(Chart and figure data)
▬▬▬▬▬▬▬▬▬▬

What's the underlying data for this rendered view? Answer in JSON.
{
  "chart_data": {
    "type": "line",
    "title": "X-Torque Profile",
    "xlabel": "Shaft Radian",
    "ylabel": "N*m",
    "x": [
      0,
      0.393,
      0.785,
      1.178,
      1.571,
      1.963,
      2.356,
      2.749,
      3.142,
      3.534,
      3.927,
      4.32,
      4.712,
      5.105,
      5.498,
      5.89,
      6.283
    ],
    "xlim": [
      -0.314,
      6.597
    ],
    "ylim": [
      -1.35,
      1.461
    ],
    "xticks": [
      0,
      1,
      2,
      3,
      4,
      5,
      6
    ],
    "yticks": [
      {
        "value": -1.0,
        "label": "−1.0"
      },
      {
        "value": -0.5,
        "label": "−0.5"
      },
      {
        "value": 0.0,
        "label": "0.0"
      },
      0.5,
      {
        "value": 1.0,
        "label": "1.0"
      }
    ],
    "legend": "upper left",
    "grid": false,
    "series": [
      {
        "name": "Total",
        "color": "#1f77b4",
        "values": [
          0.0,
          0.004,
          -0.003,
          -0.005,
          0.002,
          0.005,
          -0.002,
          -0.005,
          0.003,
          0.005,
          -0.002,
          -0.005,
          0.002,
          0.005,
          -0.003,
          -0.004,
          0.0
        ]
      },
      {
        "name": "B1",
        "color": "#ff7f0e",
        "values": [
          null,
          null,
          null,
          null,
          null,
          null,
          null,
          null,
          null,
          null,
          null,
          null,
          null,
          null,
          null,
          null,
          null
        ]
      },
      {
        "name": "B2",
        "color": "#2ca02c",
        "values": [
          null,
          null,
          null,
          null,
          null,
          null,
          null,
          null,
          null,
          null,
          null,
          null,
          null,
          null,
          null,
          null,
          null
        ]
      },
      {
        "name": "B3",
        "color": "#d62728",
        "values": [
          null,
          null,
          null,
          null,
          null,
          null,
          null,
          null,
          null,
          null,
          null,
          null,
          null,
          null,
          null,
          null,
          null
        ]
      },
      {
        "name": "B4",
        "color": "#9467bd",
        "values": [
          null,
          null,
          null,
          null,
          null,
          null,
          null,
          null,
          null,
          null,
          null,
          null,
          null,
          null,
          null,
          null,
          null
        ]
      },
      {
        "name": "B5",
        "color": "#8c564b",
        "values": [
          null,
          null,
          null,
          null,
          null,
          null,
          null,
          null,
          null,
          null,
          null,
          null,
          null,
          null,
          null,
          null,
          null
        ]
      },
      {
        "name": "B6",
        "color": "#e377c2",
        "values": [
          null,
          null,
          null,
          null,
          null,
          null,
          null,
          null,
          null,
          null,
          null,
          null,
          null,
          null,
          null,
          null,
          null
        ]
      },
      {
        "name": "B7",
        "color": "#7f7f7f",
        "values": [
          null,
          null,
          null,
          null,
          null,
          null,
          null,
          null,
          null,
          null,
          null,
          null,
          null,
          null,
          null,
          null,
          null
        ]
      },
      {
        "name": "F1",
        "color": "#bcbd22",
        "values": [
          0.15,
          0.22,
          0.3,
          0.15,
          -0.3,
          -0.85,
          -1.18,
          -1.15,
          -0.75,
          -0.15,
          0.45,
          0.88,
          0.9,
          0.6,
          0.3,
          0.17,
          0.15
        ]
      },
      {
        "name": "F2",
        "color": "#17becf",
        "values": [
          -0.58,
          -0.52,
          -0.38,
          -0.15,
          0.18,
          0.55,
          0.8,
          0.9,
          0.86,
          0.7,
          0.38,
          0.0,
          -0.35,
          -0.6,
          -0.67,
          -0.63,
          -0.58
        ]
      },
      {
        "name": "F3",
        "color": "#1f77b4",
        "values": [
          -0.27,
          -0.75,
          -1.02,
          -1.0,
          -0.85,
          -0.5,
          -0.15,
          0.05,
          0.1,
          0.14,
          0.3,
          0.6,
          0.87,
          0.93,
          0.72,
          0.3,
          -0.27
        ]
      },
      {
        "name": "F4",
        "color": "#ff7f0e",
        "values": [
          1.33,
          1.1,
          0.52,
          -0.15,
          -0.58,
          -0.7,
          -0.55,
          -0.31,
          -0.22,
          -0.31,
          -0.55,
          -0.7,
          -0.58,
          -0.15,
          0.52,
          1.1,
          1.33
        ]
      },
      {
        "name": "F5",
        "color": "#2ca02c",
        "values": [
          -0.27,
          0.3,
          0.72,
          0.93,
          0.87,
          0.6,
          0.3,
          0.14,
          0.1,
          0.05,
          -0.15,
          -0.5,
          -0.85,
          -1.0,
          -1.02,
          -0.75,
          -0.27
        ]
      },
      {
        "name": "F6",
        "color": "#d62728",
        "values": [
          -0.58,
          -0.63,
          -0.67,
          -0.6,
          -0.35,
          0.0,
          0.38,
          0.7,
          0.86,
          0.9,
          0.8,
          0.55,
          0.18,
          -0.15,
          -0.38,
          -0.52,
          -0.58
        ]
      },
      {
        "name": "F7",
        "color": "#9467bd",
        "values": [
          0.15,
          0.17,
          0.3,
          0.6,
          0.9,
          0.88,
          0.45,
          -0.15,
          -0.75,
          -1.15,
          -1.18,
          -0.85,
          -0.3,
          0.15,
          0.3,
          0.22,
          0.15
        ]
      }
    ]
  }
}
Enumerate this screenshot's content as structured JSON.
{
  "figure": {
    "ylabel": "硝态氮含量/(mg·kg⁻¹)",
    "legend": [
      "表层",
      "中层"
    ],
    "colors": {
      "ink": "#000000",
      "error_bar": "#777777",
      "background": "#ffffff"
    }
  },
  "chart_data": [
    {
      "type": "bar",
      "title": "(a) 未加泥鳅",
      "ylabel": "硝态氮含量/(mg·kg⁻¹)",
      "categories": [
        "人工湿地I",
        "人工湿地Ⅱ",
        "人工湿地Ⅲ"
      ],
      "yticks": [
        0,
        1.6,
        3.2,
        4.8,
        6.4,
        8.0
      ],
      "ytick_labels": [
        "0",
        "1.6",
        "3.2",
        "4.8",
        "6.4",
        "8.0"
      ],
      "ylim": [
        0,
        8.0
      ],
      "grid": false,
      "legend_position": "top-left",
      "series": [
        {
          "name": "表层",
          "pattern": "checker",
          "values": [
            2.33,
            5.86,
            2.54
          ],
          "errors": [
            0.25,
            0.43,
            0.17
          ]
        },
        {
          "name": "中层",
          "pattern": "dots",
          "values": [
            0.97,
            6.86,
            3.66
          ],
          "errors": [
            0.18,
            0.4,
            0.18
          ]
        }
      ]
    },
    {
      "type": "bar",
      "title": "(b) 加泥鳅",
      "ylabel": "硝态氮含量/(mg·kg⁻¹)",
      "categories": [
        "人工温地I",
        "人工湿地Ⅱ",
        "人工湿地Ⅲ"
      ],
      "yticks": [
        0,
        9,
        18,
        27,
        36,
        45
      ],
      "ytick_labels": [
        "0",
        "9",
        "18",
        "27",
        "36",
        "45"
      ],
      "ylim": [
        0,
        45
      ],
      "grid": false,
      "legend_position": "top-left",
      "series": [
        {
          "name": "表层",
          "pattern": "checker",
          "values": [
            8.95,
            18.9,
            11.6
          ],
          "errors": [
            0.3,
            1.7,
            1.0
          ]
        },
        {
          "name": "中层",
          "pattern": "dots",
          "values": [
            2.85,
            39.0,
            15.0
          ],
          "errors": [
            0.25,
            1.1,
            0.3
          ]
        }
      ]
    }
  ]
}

▬▬▬▬▬▬▬▬▬▬

Problem details:
Show the lines of the records that include the string "title".

Answer below:
    "title": "X-Torque Profile",
      "title": "(a) 未加泥鳅",
      "title": "(b) 加泥鳅",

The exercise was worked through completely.